[WHAT THIS TASK INVOLVES] Copy every line of the records below that holds the word "clicks".

── SUPPLIED ENTRIES

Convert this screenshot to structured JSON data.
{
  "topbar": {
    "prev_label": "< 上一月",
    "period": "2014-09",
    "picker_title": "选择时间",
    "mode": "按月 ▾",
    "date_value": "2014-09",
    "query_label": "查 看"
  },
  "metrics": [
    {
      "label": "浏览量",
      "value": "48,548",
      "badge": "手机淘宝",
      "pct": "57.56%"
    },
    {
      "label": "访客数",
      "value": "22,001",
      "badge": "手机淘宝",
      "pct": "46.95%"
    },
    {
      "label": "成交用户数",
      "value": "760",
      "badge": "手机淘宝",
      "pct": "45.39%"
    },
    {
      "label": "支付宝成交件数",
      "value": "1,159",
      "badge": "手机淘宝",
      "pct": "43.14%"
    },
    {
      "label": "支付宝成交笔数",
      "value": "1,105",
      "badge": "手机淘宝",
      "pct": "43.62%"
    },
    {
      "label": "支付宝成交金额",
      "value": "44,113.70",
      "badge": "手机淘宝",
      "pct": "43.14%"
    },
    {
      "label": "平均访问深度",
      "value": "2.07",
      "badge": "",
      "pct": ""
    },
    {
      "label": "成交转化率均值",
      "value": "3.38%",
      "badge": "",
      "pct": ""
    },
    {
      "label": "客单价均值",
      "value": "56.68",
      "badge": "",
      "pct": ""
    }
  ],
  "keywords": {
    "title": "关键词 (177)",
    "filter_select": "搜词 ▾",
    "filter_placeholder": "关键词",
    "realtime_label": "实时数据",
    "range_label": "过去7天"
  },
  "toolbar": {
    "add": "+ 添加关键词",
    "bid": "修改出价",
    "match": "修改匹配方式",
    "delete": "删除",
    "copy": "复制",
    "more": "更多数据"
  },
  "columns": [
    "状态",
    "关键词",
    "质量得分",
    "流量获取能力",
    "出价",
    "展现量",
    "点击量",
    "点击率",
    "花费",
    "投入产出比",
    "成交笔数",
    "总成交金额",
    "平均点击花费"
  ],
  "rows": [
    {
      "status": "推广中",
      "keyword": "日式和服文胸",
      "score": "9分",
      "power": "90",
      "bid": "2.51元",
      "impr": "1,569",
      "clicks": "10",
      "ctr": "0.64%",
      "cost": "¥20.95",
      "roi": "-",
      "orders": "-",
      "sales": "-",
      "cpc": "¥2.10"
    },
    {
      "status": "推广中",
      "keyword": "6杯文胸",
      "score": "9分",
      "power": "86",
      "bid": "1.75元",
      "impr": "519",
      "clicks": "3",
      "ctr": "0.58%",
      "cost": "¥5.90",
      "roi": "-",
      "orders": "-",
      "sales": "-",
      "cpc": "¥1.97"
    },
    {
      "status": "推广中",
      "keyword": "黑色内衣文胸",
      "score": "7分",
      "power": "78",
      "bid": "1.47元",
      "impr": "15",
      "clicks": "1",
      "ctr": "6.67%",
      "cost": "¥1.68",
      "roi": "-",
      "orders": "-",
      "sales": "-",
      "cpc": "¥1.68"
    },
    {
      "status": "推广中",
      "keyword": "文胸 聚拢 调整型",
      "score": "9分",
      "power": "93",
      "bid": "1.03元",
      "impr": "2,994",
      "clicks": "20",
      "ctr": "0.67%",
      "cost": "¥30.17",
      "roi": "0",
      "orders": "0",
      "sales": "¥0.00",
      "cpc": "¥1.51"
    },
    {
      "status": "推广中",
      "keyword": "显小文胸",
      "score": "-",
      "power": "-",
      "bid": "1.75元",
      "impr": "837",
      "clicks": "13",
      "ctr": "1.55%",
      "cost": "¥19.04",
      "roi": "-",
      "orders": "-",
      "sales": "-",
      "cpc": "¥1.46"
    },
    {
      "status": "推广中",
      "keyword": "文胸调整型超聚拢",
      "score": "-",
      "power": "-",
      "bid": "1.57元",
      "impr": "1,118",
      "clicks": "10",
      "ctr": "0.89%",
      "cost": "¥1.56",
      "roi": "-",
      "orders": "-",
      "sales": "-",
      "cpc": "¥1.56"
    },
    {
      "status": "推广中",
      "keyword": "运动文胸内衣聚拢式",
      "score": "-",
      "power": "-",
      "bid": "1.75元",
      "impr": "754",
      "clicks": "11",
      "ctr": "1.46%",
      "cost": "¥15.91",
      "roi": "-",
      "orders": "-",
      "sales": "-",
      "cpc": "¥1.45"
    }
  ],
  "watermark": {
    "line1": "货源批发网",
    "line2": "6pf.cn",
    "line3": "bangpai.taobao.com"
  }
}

────

[PROBLEM SOLUTION]
      "clicks": "10",
      "clicks": "3",
      "clicks": "1",
      "clicks": "20",
      "clicks": "13",
      "clicks": "10",
      "clicks": "11",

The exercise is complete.